[Items listed in a dataset]
+++

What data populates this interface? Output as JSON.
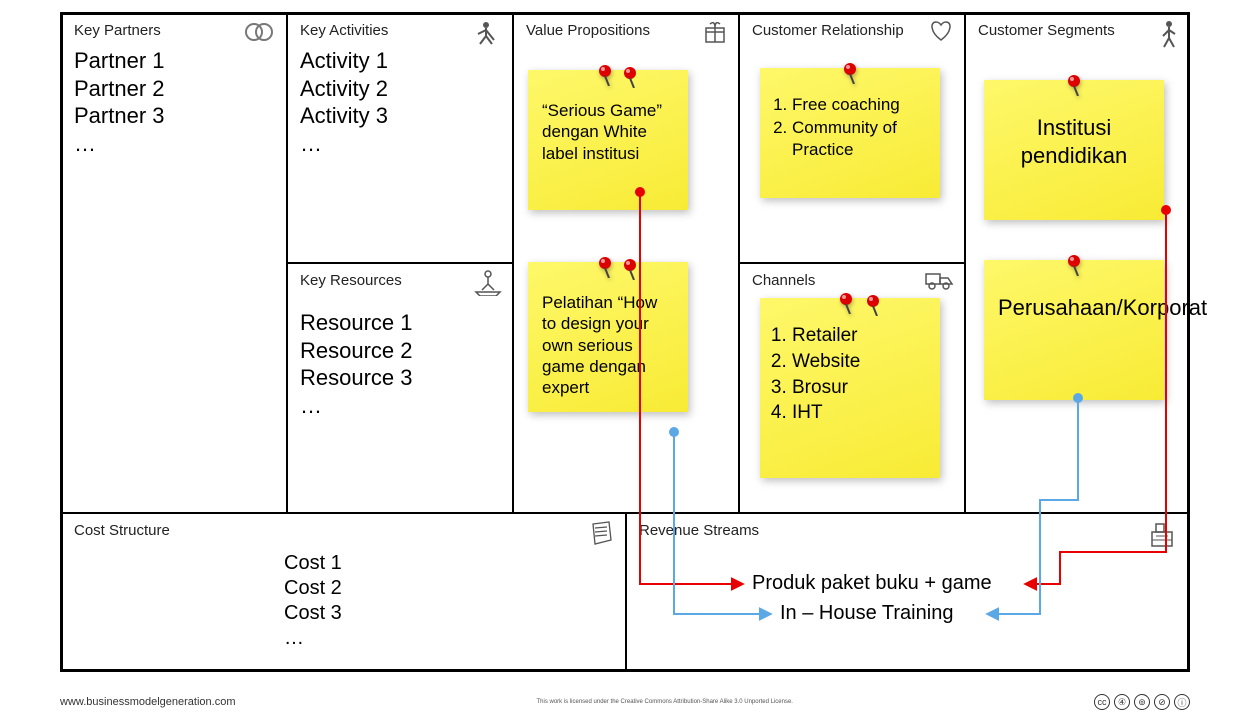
{
  "blocks": {
    "keyPartners": {
      "title": "Key Partners",
      "items": [
        "Partner 1",
        "Partner 2",
        "Partner 3",
        "…"
      ]
    },
    "keyActivities": {
      "title": "Key Activities",
      "items": [
        "Activity 1",
        "Activity 2",
        "Activity 3",
        "…"
      ]
    },
    "keyResources": {
      "title": "Key Resources",
      "items": [
        "Resource 1",
        "Resource 2",
        "Resource 3",
        "…"
      ]
    },
    "valueProps": {
      "title": "Value Propositions"
    },
    "custRel": {
      "title": "Customer Relationship"
    },
    "channels": {
      "title": "Channels"
    },
    "custSeg": {
      "title": "Customer Segments"
    },
    "costStructure": {
      "title": "Cost Structure",
      "items": [
        "Cost 1",
        "Cost 2",
        "Cost 3",
        "…"
      ]
    },
    "revenueStreams": {
      "title": "Revenue Streams"
    }
  },
  "stickies": {
    "vp1": "“Serious Game” dengan White label institusi",
    "vp2": "Pelatihan “How to design your own serious game dengan expert",
    "cr": [
      "Free coaching",
      "Community of Practice"
    ],
    "ch": [
      "Retailer",
      "Website",
      "Brosur",
      "IHT"
    ],
    "cs1": "Institusi pendidikan",
    "cs2": "Perusahaan/Korporat"
  },
  "revenue": {
    "r1": "Produk paket buku + game",
    "r2": "In – House Training"
  },
  "footer": {
    "url": "www.businessmodelgeneration.com",
    "license_tiny": "This work is licensed under the Creative Commons Attribution-Share Alike 3.0 Unported License."
  },
  "cc": [
    "cc",
    "④",
    "⊚",
    "⊘",
    "ⓘ"
  ]
}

+++

Restate each line of the records exactly; pictures do not belong in the copy.

Answer for this exercise —
What data populates this interface? Output as JSON.
{
  "blocks": {
    "keyPartners": {
      "title": "Key Partners",
      "items": [
        "Partner 1",
        "Partner 2",
        "Partner 3",
        "…"
      ]
    },
    "keyActivities": {
      "title": "Key Activities",
      "items": [
        "Activity 1",
        "Activity 2",
        "Activity 3",
        "…"
      ]
    },
    "keyResources": {
      "title": "Key Resources",
      "items": [
        "Resource 1",
        "Resource 2",
        "Resource 3",
        "…"
      ]
    },
    "valueProps": {
      "title": "Value Propositions"
    },
    "custRel": {
      "title": "Customer Relationship"
    },
    "channels": {
      "title": "Channels"
    },
    "custSeg": {
      "title": "Customer Segments"
    },
    "costStructure": {
      "title": "Cost Structure",
      "items": [
        "Cost 1",
        "Cost 2",
        "Cost 3",
        "…"
      ]
    },
    "revenueStreams": {
      "title": "Revenue Streams"
    }
  },
  "stickies": {
    "vp1": "“Serious Game” dengan White label institusi",
    "vp2": "Pelatihan “How to design your own serious game dengan expert",
    "cr": [
      "Free coaching",
      "Community of Practice"
    ],
    "ch": [
      "Retailer",
      "Website",
      "Brosur",
      "IHT"
    ],
    "cs1": "Institusi pendidikan",
    "cs2": "Perusahaan/Korporat"
  },
  "revenue": {
    "r1": "Produk paket buku + game",
    "r2": "In – House Training"
  },
  "footer": {
    "url": "www.businessmodelgeneration.com",
    "license_tiny": "This work is licensed under the Creative Commons Attribution-Share Alike 3.0 Unported License."
  },
  "cc": [
    "cc",
    "④",
    "⊚",
    "⊘",
    "ⓘ"
  ]
}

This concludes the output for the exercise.